◆ **Task to carry out**
In the material below, identify each line bearing the word "подземных". Reproduce those lines.

[Start Given entries]

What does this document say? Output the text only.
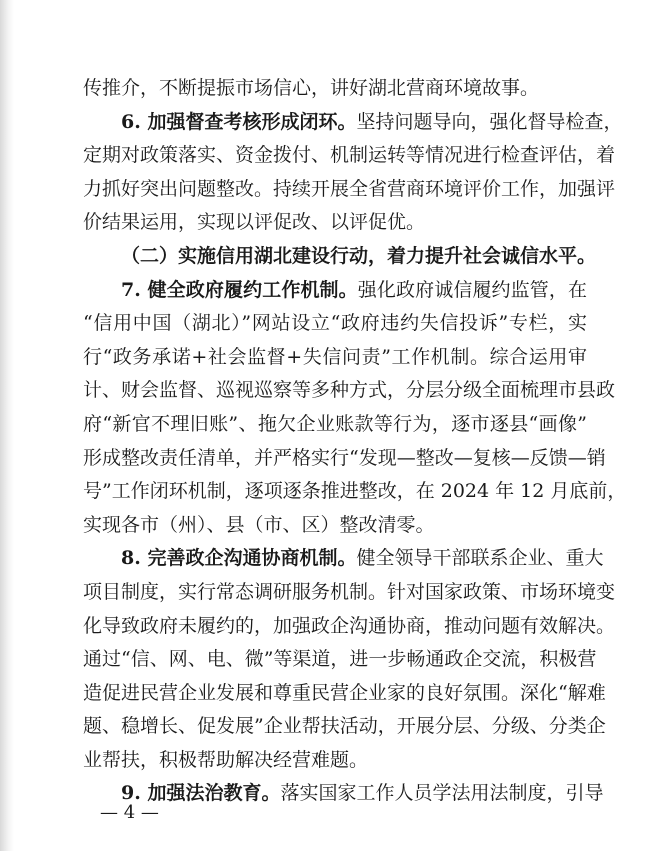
传推介，不断提振市场信心，讲好湖北营商环境故事。
6. 加强督查考核形成闭环。坚持问题导向，强化督导检查，
定期对政策落实、资金拨付、机制运转等情况进行检查评估，着
力抓好突出问题整改。持续开展全省营商环境评价工作，加强评
价结果运用，实现以评促改、以评促优。
（二）实施信用湖北建设行动，着力提升社会诚信水平。
7. 健全政府履约工作机制。强化政府诚信履约监管，在
“信用中国（湖北）”网站设立“政府违约失信投诉”专栏，实
行“政务承诺+社会监督+失信问责”工作机制。综合运用审
计、财会监督、巡视巡察等多种方式，分层分级全面梳理市县政
府“新官不理旧账”、拖欠企业账款等行为，逐市逐县“画像”
形成整改责任清单，并严格实行“发现—整改—复核—反馈—销
号”工作闭环机制，逐项逐条推进整改，在 2024 年 12 月底前，
实现各市（州）、县（市、区）整改清零。
8. 完善政企沟通协商机制。健全领导干部联系企业、重大
项目制度，实行常态调研服务机制。针对国家政策、市场环境变
化导致政府未履约的，加强政企沟通协商，推动问题有效解决。
通过“信、网、电、微”等渠道，进一步畅通政企交流，积极营
造促进民营企业发展和尊重民营企业家的良好氛围。深化“解难
题、稳增长、促发展”企业帮扶活动，开展分层、分级、分类企
业帮扶，积极帮助解决经营难题。
9. 加强法治教育。落实国家工作人员学法用法制度，引导
— 4 —
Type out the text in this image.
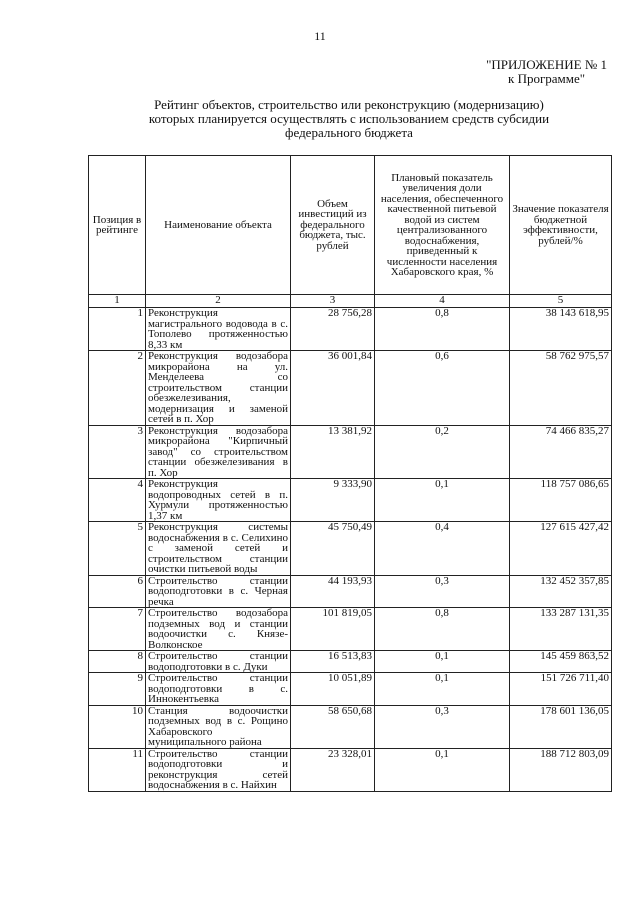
11
"ПРИЛОЖЕНИЕ № 1
к Программе"
Рейтинг объектов, строительство или реконструкцию (модернизацию)
которых планируется осуществлять с использованием средств субсидии
федерального бюджета
Позиция в рейтинге	Наименование объекта	Объем инвестиций из федерального бюджета, тыс. рублей	Плановый показатель увеличения доли населения, обеспеченного качественной питьевой водой из систем централизованного водоснабжения, приведенный к численности населения Хабаровского края, %	Значение показателя бюджетной эффективности, рублей/%
1	2	3	4	5
1	Реконструкция магистрального водовода в с. Тополево протяженностью 8,33 км	28 756,28	0,8	38 143 618,95
2	Реконструкция водозабора микрорайона на ул. Менделеева со строительством станции обезжелезивания, модернизация и заменой сетей в п. Хор	36 001,84	0,6	58 762 975,57
3	Реконструкция водозабора микрорайона "Кирпичный завод" со строительством станции обезжелезивания в п. Хор	13 381,92	0,2	74 466 835,27
4	Реконструкция водопроводных сетей в п. Хурмули протяженностью 1,37 км	9 333,90	0,1	118 757 086,65
5	Реконструкция системы водоснабжения в с. Селихино с заменой сетей и строительством станции очистки питьевой воды	45 750,49	0,4	127 615 427,42
6	Строительство станции водоподготовки в с. Черная речка	44 193,93	0,3	132 452 357,85
7	Строительство водозабора подземных вод и станции водоочистки с. Князе-Волконское	101 819,05	0,8	133 287 131,35
8	Строительство станции водоподготовки в с. Дуки	16 513,83	0,1	145 459 863,52
9	Строительство станции водоподготовки в с. Иннокентьевка	10 051,89	0,1	151 726 711,40
10	Станция водоочистки подземных вод в с. Рощино Хабаровского муниципального района	58 650,68	0,3	178 601 136,05
11	Строительство станции водоподготовки и реконструкция сетей водоснабжения в с. Найхин	23 328,01	0,1	188 712 803,09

[End Given entries]

◆ **Exercise result**
7	Строительство водозабора подземных вод и станции водоочистки с. Князе-Волконское	101 819,05	0,8	133 287 131,35
10	Станция водоочистки подземных вод в с. Рощино Хабаровского муниципального района	58 650,68	0,3	178 601 136,05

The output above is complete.